┌────────
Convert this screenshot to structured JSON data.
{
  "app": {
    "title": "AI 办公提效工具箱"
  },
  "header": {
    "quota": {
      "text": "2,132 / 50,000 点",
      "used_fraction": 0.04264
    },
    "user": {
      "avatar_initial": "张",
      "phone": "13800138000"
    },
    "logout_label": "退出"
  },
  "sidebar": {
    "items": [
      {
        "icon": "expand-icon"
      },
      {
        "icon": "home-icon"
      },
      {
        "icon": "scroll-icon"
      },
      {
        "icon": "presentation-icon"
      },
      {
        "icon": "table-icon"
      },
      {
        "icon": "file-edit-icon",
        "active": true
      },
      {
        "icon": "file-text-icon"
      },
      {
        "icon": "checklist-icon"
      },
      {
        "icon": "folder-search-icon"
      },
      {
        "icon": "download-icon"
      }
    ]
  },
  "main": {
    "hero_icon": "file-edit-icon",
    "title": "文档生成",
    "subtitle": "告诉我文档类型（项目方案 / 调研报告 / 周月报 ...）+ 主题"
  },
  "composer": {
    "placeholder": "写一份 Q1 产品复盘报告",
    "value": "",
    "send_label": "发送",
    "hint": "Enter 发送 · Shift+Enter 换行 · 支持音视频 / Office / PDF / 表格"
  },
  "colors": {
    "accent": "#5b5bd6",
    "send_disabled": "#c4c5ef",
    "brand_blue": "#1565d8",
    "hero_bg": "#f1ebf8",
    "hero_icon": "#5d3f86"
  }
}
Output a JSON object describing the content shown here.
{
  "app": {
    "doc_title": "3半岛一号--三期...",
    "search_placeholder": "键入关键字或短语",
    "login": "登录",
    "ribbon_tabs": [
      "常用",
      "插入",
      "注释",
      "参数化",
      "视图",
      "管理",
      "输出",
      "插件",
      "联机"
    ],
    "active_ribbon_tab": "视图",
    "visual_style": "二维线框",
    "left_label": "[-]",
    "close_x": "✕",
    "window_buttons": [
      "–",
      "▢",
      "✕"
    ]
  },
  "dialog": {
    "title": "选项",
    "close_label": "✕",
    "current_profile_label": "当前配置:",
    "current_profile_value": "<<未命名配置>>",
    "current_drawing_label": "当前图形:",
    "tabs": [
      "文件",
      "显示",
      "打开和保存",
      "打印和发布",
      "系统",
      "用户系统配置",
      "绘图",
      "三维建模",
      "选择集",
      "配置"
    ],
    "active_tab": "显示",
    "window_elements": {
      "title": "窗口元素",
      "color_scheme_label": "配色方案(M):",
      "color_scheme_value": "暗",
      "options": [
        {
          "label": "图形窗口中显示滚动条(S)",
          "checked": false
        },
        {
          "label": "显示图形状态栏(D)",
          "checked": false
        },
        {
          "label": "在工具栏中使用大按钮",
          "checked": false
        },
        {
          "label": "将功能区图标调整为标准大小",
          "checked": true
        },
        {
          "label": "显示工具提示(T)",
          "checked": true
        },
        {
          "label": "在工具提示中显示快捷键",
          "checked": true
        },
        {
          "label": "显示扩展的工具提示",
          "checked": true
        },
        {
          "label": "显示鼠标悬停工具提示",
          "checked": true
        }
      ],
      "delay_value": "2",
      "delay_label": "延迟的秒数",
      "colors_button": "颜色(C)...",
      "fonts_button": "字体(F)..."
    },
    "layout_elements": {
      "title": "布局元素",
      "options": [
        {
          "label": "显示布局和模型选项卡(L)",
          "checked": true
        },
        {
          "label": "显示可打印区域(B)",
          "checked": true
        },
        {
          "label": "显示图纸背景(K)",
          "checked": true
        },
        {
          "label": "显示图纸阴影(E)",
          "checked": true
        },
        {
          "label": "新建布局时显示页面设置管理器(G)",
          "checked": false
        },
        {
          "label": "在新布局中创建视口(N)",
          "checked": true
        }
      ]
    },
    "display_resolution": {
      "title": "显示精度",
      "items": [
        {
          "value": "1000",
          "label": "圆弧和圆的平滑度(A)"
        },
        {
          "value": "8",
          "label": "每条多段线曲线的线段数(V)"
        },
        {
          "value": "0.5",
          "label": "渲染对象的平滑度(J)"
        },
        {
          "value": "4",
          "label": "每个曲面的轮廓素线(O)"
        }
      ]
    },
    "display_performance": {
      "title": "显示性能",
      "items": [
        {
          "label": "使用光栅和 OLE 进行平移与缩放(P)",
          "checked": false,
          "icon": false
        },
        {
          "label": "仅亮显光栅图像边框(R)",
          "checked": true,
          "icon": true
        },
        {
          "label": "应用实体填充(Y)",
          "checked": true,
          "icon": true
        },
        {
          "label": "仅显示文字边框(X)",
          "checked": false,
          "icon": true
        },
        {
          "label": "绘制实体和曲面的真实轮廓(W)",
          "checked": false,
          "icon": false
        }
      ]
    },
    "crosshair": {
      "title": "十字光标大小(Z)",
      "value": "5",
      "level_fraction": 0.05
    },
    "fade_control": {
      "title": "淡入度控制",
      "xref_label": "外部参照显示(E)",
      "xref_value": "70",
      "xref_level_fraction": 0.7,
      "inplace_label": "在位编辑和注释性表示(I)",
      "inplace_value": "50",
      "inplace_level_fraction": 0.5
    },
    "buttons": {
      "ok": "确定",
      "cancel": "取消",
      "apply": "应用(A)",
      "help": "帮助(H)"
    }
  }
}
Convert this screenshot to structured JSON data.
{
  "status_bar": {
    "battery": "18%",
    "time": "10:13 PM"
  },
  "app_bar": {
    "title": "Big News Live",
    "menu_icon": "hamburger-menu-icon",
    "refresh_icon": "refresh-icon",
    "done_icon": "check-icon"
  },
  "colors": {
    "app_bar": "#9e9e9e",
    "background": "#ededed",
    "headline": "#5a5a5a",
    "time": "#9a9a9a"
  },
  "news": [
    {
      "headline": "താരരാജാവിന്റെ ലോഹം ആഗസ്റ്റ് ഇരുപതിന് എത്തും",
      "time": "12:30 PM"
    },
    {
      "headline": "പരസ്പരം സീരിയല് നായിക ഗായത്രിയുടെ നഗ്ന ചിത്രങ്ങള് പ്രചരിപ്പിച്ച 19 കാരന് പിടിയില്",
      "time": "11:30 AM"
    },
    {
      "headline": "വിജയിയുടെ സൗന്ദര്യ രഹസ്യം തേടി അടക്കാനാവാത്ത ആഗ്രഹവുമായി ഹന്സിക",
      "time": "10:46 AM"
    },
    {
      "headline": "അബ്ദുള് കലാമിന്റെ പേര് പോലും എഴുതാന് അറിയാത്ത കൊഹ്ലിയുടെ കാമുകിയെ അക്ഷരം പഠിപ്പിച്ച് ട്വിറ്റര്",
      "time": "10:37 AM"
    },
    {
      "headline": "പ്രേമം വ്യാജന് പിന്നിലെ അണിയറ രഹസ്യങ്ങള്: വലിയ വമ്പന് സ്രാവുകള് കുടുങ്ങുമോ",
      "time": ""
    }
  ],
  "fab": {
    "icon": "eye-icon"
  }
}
└────────
# The exercise
Reproduce every line above without error.

# Exercise result
Convert this screenshot to structured JSON data.
{
  "app": {
    "title": "AI 办公提效工具箱"
  },
  "header": {
    "quota": {
      "text": "2,132 / 50,000 点",
      "used_fraction": 0.04264
    },
    "user": {
      "avatar_initial": "张",
      "phone": "13800138000"
    },
    "logout_label": "退出"
  },
  "sidebar": {
    "items": [
      {
        "icon": "expand-icon"
      },
      {
        "icon": "home-icon"
      },
      {
        "icon": "scroll-icon"
      },
      {
        "icon": "presentation-icon"
      },
      {
        "icon": "table-icon"
      },
      {
        "icon": "file-edit-icon",
        "active": true
      },
      {
        "icon": "file-text-icon"
      },
      {
        "icon": "checklist-icon"
      },
      {
        "icon": "folder-search-icon"
      },
      {
        "icon": "download-icon"
      }
    ]
  },
  "main": {
    "hero_icon": "file-edit-icon",
    "title": "文档生成",
    "subtitle": "告诉我文档类型（项目方案 / 调研报告 / 周月报 ...）+ 主题"
  },
  "composer": {
    "placeholder": "写一份 Q1 产品复盘报告",
    "value": "",
    "send_label": "发送",
    "hint": "Enter 发送 · Shift+Enter 换行 · 支持音视频 / Office / PDF / 表格"
  },
  "colors": {
    "accent": "#5b5bd6",
    "send_disabled": "#c4c5ef",
    "brand_blue": "#1565d8",
    "hero_bg": "#f1ebf8",
    "hero_icon": "#5d3f86"
  }
}
Output a JSON object describing the content shown here.
{
  "app": {
    "doc_title": "3半岛一号--三期...",
    "search_placeholder": "键入关键字或短语",
    "login": "登录",
    "ribbon_tabs": [
      "常用",
      "插入",
      "注释",
      "参数化",
      "视图",
      "管理",
      "输出",
      "插件",
      "联机"
    ],
    "active_ribbon_tab": "视图",
    "visual_style": "二维线框",
    "left_label": "[-]",
    "close_x": "✕",
    "window_buttons": [
      "–",
      "▢",
      "✕"
    ]
  },
  "dialog": {
    "title": "选项",
    "close_label": "✕",
    "current_profile_label": "当前配置:",
    "current_profile_value": "<<未命名配置>>",
    "current_drawing_label": "当前图形:",
    "tabs": [
      "文件",
      "显示",
      "打开和保存",
      "打印和发布",
      "系统",
      "用户系统配置",
      "绘图",
      "三维建模",
      "选择集",
      "配置"
    ],
    "active_tab": "显示",
    "window_elements": {
      "title": "窗口元素",
      "color_scheme_label": "配色方案(M):",
      "color_scheme_value": "暗",
      "options": [
        {
          "label": "图形窗口中显示滚动条(S)",
          "checked": false
        },
        {
          "label": "显示图形状态栏(D)",
          "checked": false
        },
        {
          "label": "在工具栏中使用大按钮",
          "checked": false
        },
        {
          "label": "将功能区图标调整为标准大小",
          "checked": true
        },
        {
          "label": "显示工具提示(T)",
          "checked": true
        },
        {
          "label": "在工具提示中显示快捷键",
          "checked": true
        },
        {
          "label": "显示扩展的工具提示",
          "checked": true
        },
        {
          "label": "显示鼠标悬停工具提示",
          "checked": true
        }
      ],
      "delay_value": "2",
      "delay_label": "延迟的秒数",
      "colors_button": "颜色(C)...",
      "fonts_button": "字体(F)..."
    },
    "layout_elements": {
      "title": "布局元素",
      "options": [
        {
          "label": "显示布局和模型选项卡(L)",
          "checked": true
        },
        {
          "label": "显示可打印区域(B)",
          "checked": true
        },
        {
          "label": "显示图纸背景(K)",
          "checked": true
        },
        {
          "label": "显示图纸阴影(E)",
          "checked": true
        },
        {
          "label": "新建布局时显示页面设置管理器(G)",
          "checked": false
        },
        {
          "label": "在新布局中创建视口(N)",
          "checked": true
        }
      ]
    },
    "display_resolution": {
      "title": "显示精度",
      "items": [
        {
          "value": "1000",
          "label": "圆弧和圆的平滑度(A)"
        },
        {
          "value": "8",
          "label": "每条多段线曲线的线段数(V)"
        },
        {
          "value": "0.5",
          "label": "渲染对象的平滑度(J)"
        },
        {
          "value": "4",
          "label": "每个曲面的轮廓素线(O)"
        }
      ]
    },
    "display_performance": {
      "title": "显示性能",
      "items": [
        {
          "label": "使用光栅和 OLE 进行平移与缩放(P)",
          "checked": false,
          "icon": false
        },
        {
          "label": "仅亮显光栅图像边框(R)",
          "checked": true,
          "icon": true
        },
        {
          "label": "应用实体填充(Y)",
          "checked": true,
          "icon": true
        },
        {
          "label": "仅显示文字边框(X)",
          "checked": false,
          "icon": true
        },
        {
          "label": "绘制实体和曲面的真实轮廓(W)",
          "checked": false,
          "icon": false
        }
      ]
    },
    "crosshair": {
      "title": "十字光标大小(Z)",
      "value": "5",
      "level_fraction": 0.05
    },
    "fade_control": {
      "title": "淡入度控制",
      "xref_label": "外部参照显示(E)",
      "xref_value": "70",
      "xref_level_fraction": 0.7,
      "inplace_label": "在位编辑和注释性表示(I)",
      "inplace_value": "50",
      "inplace_level_fraction": 0.5
    },
    "buttons": {
      "ok": "确定",
      "cancel": "取消",
      "apply": "应用(A)",
      "help": "帮助(H)"
    }
  }
}
Convert this screenshot to structured JSON data.
{
  "status_bar": {
    "battery": "18%",
    "time": "10:13 PM"
  },
  "app_bar": {
    "title": "Big News Live",
    "menu_icon": "hamburger-menu-icon",
    "refresh_icon": "refresh-icon",
    "done_icon": "check-icon"
  },
  "colors": {
    "app_bar": "#9e9e9e",
    "background": "#ededed",
    "headline": "#5a5a5a",
    "time": "#9a9a9a"
  },
  "news": [
    {
      "headline": "താരരാജാവിന്റെ ലോഹം ആഗസ്റ്റ് ഇരുപതിന് എത്തും",
      "time": "12:30 PM"
    },
    {
      "headline": "പരസ്പരം സീരിയല് നായിക ഗായത്രിയുടെ നഗ്ന ചിത്രങ്ങള് പ്രചരിപ്പിച്ച 19 കാരന് പിടിയില്",
      "time": "11:30 AM"
    },
    {
      "headline": "വിജയിയുടെ സൗന്ദര്യ രഹസ്യം തേടി അടക്കാനാവാത്ത ആഗ്രഹവുമായി ഹന്സിക",
      "time": "10:46 AM"
    },
    {
      "headline": "അബ്ദുള് കലാമിന്റെ പേര് പോലും എഴുതാന് അറിയാത്ത കൊഹ്ലിയുടെ കാമുകിയെ അക്ഷരം പഠിപ്പിച്ച് ട്വിറ്റര്",
      "time": "10:37 AM"
    },
    {
      "headline": "പ്രേമം വ്യാജന് പിന്നിലെ അണിയറ രഹസ്യങ്ങള്: വലിയ വമ്പന് സ്രാവുകള് കുടുങ്ങുമോ",
      "time": ""
    }
  ],
  "fab": {
    "icon": "eye-icon"
  }
}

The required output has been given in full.